>> Begin Data shown

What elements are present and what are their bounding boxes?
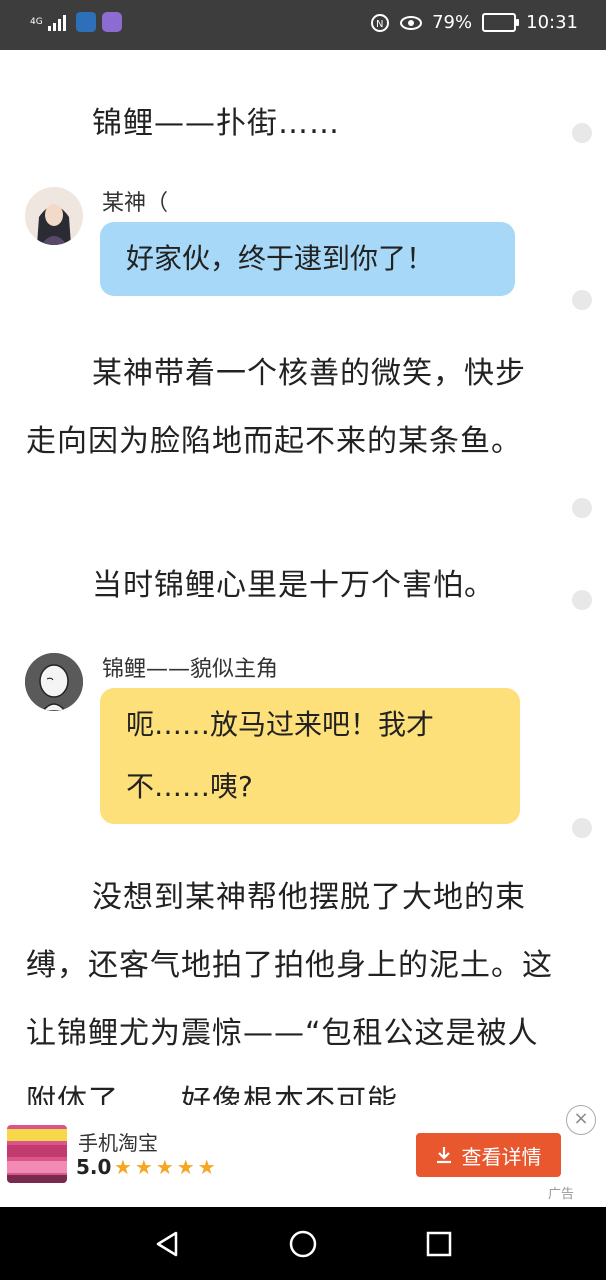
ad-details-label: 查看详情 bbox=[461, 1144, 542, 1169]
eye-comfort-icon bbox=[400, 15, 423, 30]
ad-rating-stars: ★★★★★ bbox=[114, 1155, 219, 1179]
paragraph-comment-dot[interactable] bbox=[572, 818, 592, 838]
ad-label: 广告 bbox=[548, 1187, 575, 1202]
ad-banner[interactable]: 手机淘宝 5.0 ★★★★★ 查看详情 × 广告 bbox=[0, 1105, 606, 1207]
speaker-name: 锦鲤——貌似主角 bbox=[102, 657, 279, 682]
home-icon[interactable] bbox=[288, 1229, 318, 1259]
story-paragraph: 没想到某神帮他摆脱了大地的束缚，还客气地拍了拍他身上的泥土。这让锦鲤尤为震惊——… bbox=[26, 880, 553, 1119]
paragraph-comment-dot[interactable] bbox=[572, 290, 592, 310]
recent-apps-icon[interactable] bbox=[424, 1229, 454, 1259]
battery-percent: 79% bbox=[432, 12, 473, 33]
dialog-bubble: 好家伙，终于逮到你了！ bbox=[100, 222, 515, 296]
paragraph-comment-dot[interactable] bbox=[572, 498, 592, 518]
ad-rating: 5.0 bbox=[76, 1155, 112, 1179]
system-nav-bar bbox=[0, 1207, 606, 1280]
status-left: 4G bbox=[30, 12, 122, 32]
speaker-name: 某神（ bbox=[102, 191, 169, 216]
back-icon[interactable] bbox=[152, 1229, 182, 1259]
clock: 10:31 bbox=[526, 12, 578, 33]
notification-app-icon bbox=[76, 12, 96, 32]
story-paragraph: 某神带着一个核善的微笑，快步走向因为脸陷地而起不来的某条鱼。 bbox=[26, 356, 526, 459]
ad-details-button[interactable]: 查看详情 bbox=[416, 1133, 561, 1177]
svg-text:N: N bbox=[376, 19, 383, 30]
network-type: 4G bbox=[30, 16, 43, 27]
story-paragraph: 锦鲤——扑街…… bbox=[92, 106, 340, 141]
dialog-bubble: 呃……放马过来吧！我才不……咦? bbox=[100, 688, 520, 824]
story-paragraph: 当时锦鲤心里是十万个害怕。 bbox=[92, 568, 495, 603]
ad-app-name[interactable]: 手机淘宝 bbox=[78, 1127, 158, 1156]
story-content[interactable]: 锦鲤——扑街…… 某神（ 好家伙，终于逮到你了！ 某神带着一个核善的微笑，快步走… bbox=[0, 50, 606, 1150]
paragraph-comment-dot[interactable] bbox=[572, 123, 592, 143]
status-right: N 79% 10:31 bbox=[370, 12, 578, 33]
paragraph-comment-dot[interactable] bbox=[572, 590, 592, 610]
ad-close-button[interactable]: × bbox=[566, 1105, 596, 1135]
ad-app-image[interactable] bbox=[7, 1125, 67, 1183]
music-app-icon bbox=[102, 12, 122, 32]
sketch-character-avatar[interactable] bbox=[25, 653, 83, 711]
data-saver-icon: N bbox=[371, 13, 390, 32]
ancient-warrior-avatar[interactable] bbox=[25, 187, 83, 245]
status-bar: 4G N 79% 10:31 bbox=[0, 0, 606, 50]
download-icon bbox=[436, 1147, 451, 1164]
battery-icon bbox=[482, 13, 520, 32]
signal-icon bbox=[48, 15, 66, 31]
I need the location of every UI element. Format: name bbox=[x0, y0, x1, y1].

>> End Data shown

Task statement: Lay out every line of the material above as a Markdown table with the columns "Row" and "Entry," numbering the rows and skipping blank lines. Leave the pictures out.

Answer for the task:
| Row | Entry |
|---|---|
| 1 | What elements are present and what are their bounding boxes? |
| 2 | ad-details-label: 查看详情 bbox=[461, 1144, 542, 1169] |
| 3 | eye-comfort-icon bbox=[400, 15, 423, 30] |
| 4 | ad-rating-stars: ★★★★★ bbox=[114, 1155, 219, 1179] |
| 5 | paragraph-comment-dot[interactable] bbox=[572, 818, 592, 838] |
| 6 | ad-label: 广告 bbox=[548, 1187, 575, 1202] |
| 7 | ad-banner[interactable]: 手机淘宝 5.0 ★★★★★ 查看详情 × 广告 bbox=[0, 1105, 606, 1207] |
| 8 | speaker-name: 锦鲤——貌似主角 bbox=[102, 657, 279, 682] |
| 9 | home-icon[interactable] bbox=[288, 1229, 318, 1259] |
| 10 | story-paragraph: 没想到某神帮他摆脱了大地的束缚，还客气地拍了拍他身上的泥土。这让锦鲤尤为震惊——… bbox=[26, 880, 553, 1119] |
| 11 | paragraph-comment-dot[interactable] bbox=[572, 290, 592, 310] |
| 12 | recent-apps-icon[interactable] bbox=[424, 1229, 454, 1259] |
| 13 | battery-percent: 79% bbox=[432, 12, 473, 33] |
| 14 | dialog-bubble: 好家伙，终于逮到你了！ bbox=[100, 222, 515, 296] |
| 15 | paragraph-comment-dot[interactable] bbox=[572, 498, 592, 518] |
| 16 | ad-rating: 5.0 bbox=[76, 1155, 112, 1179] |
| 17 | system-nav-bar bbox=[0, 1207, 606, 1280] |
| 18 | status-left: 4G bbox=[30, 12, 122, 32] |
| 19 | speaker-name: 某神（ bbox=[102, 191, 169, 216] |
| 20 | back-icon[interactable] bbox=[152, 1229, 182, 1259] |
| 21 | clock: 10:31 bbox=[526, 12, 578, 33] |
| 22 | notification-app-icon bbox=[76, 12, 96, 32] |
| 23 | story-paragraph: 某神带着一个核善的微笑，快步走向因为脸陷地而起不来的某条鱼。 bbox=[26, 356, 526, 459] |
| 24 | ad-details-button[interactable]: 查看详情 bbox=[416, 1133, 561, 1177] |
| 25 | svg-text:N: N bbox=[376, 19, 383, 30] |
| 26 | network-type: 4G bbox=[30, 16, 43, 27] |
| 27 | story-paragraph: 锦鲤——扑街…… bbox=[92, 106, 340, 141] |
| 28 | dialog-bubble: 呃……放马过来吧！我才不……咦? bbox=[100, 688, 520, 824] |
| 29 | story-paragraph: 当时锦鲤心里是十万个害怕。 bbox=[92, 568, 495, 603] |
| 30 | ad-app-name[interactable]: 手机淘宝 bbox=[78, 1127, 158, 1156] |
| 31 | story-content[interactable]: 锦鲤——扑街…… 某神（ 好家伙，终于逮到你了！ 某神带着一个核善的微笑，快步走… bbox=[0, 50, 606, 1150] |
| 32 | paragraph-comment-dot[interactable] bbox=[572, 123, 592, 143] |
| 33 | status-right: N 79% 10:31 bbox=[370, 12, 578, 33] |
| 34 | paragraph-comment-dot[interactable] bbox=[572, 590, 592, 610] |
| 35 | ad-close-button[interactable]: × bbox=[566, 1105, 596, 1135] |
| 36 | ad-app-image[interactable] bbox=[7, 1125, 67, 1183] |
| 37 | music-app-icon bbox=[102, 12, 122, 32] |
| 38 | sketch-character-avatar[interactable] bbox=[25, 653, 83, 711] |
| 39 | data-saver-icon: N bbox=[371, 13, 390, 32] |
| 40 | ancient-warrior-avatar[interactable] bbox=[25, 187, 83, 245] |
| 41 | status-bar: 4G N 79% 10:31 bbox=[0, 0, 606, 50] |
| 42 | download-icon bbox=[436, 1147, 451, 1164] |
| 43 | battery-icon bbox=[482, 13, 520, 32] |
| 44 | signal-icon bbox=[48, 15, 66, 31] |
| 45 | I need the location of every UI element. Format: name bbox=[x0, y0, x1, y1]. |